• Description of the task
Restate the complete material exactly.

• Information provided
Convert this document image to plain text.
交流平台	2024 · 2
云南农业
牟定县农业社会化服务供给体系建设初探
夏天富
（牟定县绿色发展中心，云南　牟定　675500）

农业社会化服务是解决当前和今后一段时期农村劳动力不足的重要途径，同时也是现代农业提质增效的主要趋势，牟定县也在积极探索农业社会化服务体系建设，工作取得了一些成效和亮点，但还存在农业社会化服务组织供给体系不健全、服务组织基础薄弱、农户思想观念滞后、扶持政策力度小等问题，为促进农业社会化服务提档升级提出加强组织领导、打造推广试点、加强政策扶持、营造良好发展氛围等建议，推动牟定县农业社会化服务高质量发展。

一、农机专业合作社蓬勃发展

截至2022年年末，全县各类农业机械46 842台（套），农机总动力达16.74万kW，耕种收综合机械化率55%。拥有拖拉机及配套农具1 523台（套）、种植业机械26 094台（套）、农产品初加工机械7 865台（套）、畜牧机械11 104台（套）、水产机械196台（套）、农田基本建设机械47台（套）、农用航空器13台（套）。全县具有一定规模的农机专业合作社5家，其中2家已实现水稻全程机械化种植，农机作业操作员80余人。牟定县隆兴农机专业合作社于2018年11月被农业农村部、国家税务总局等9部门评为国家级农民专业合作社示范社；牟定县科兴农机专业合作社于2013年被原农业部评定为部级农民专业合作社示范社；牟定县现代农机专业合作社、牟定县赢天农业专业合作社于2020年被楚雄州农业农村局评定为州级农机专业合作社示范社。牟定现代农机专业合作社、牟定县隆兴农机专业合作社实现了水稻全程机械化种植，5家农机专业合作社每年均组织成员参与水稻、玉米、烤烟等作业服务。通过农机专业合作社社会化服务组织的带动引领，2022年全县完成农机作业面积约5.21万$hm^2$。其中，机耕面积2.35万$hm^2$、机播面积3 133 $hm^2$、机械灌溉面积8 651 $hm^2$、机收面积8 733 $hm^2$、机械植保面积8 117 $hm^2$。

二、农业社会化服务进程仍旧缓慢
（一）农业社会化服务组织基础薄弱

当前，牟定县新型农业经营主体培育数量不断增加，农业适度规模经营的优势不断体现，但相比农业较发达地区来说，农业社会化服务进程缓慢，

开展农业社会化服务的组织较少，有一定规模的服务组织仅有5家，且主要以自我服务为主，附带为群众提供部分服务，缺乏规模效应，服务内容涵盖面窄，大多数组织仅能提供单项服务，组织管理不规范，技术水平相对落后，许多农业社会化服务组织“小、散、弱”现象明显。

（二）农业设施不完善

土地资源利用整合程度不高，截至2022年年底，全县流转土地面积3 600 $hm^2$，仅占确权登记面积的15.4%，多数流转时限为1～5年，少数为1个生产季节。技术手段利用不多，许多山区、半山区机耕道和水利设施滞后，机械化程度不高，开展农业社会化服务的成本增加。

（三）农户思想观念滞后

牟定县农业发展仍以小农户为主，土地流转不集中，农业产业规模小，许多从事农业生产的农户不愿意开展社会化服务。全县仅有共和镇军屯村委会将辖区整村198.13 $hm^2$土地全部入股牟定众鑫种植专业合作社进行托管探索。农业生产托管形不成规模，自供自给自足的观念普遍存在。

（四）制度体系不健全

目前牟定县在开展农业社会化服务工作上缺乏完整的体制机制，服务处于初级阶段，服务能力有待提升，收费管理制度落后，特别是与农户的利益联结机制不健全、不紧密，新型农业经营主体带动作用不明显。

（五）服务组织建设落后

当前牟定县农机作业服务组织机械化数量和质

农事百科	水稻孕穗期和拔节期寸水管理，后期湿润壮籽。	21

• Response to this task
Convert this document image to plain text.
交流平台	2024 · 2
云南农业
牟定县农业社会化服务供给体系建设初探
夏天富
（牟定县绿色发展中心，云南　牟定　675500）

农业社会化服务是解决当前和今后一段时期农村劳动力不足的重要途径，同时也是现代农业提质增效的主要趋势，牟定县也在积极探索农业社会化服务体系建设，工作取得了一些成效和亮点，但还存在农业社会化服务组织供给体系不健全、服务组织基础薄弱、农户思想观念滞后、扶持政策力度小等问题，为促进农业社会化服务提档升级提出加强组织领导、打造推广试点、加强政策扶持、营造良好发展氛围等建议，推动牟定县农业社会化服务高质量发展。

一、农机专业合作社蓬勃发展

截至2022年年末，全县各类农业机械46 842台（套），农机总动力达16.74万kW，耕种收综合机械化率55%。拥有拖拉机及配套农具1 523台（套）、种植业机械26 094台（套）、农产品初加工机械7 865台（套）、畜牧机械11 104台（套）、水产机械196台（套）、农田基本建设机械47台（套）、农用航空器13台（套）。全县具有一定规模的农机专业合作社5家，其中2家已实现水稻全程机械化种植，农机作业操作员80余人。牟定县隆兴农机专业合作社于2018年11月被农业农村部、国家税务总局等9部门评为国家级农民专业合作社示范社；牟定县科兴农机专业合作社于2013年被原农业部评定为部级农民专业合作社示范社；牟定县现代农机专业合作社、牟定县赢天农业专业合作社于2020年被楚雄州农业农村局评定为州级农机专业合作社示范社。牟定现代农机专业合作社、牟定县隆兴农机专业合作社实现了水稻全程机械化种植，5家农机专业合作社每年均组织成员参与水稻、玉米、烤烟等作业服务。通过农机专业合作社社会化服务组织的带动引领，2022年全县完成农机作业面积约5.21万$hm^2$。其中，机耕面积2.35万$hm^2$、机播面积3 133 $hm^2$、机械灌溉面积8 651 $hm^2$、机收面积8 733 $hm^2$、机械植保面积8 117 $hm^2$。

二、农业社会化服务进程仍旧缓慢
（一）农业社会化服务组织基础薄弱

当前，牟定县新型农业经营主体培育数量不断增加，农业适度规模经营的优势不断体现，但相比农业较发达地区来说，农业社会化服务进程缓慢，

开展农业社会化服务的组织较少，有一定规模的服务组织仅有5家，且主要以自我服务为主，附带为群众提供部分服务，缺乏规模效应，服务内容涵盖面窄，大多数组织仅能提供单项服务，组织管理不规范，技术水平相对落后，许多农业社会化服务组织“小、散、弱”现象明显。

（二）农业设施不完善

土地资源利用整合程度不高，截至2022年年底，全县流转土地面积3 600 $hm^2$，仅占确权登记面积的15.4%，多数流转时限为1～5年，少数为1个生产季节。技术手段利用不多，许多山区、半山区机耕道和水利设施滞后，机械化程度不高，开展农业社会化服务的成本增加。

（三）农户思想观念滞后

牟定县农业发展仍以小农户为主，土地流转不集中，农业产业规模小，许多从事农业生产的农户不愿意开展社会化服务。全县仅有共和镇军屯村委会将辖区整村198.13 $hm^2$土地全部入股牟定众鑫种植专业合作社进行托管探索。农业生产托管形不成规模，自供自给自足的观念普遍存在。

（四）制度体系不健全

目前牟定县在开展农业社会化服务工作上缺乏完整的体制机制，服务处于初级阶段，服务能力有待提升，收费管理制度落后，特别是与农户的利益联结机制不健全、不紧密，新型农业经营主体带动作用不明显。

（五）服务组织建设落后

当前牟定县农机作业服务组织机械化数量和质

农事百科	水稻孕穗期和拔节期寸水管理，后期湿润壮籽。	21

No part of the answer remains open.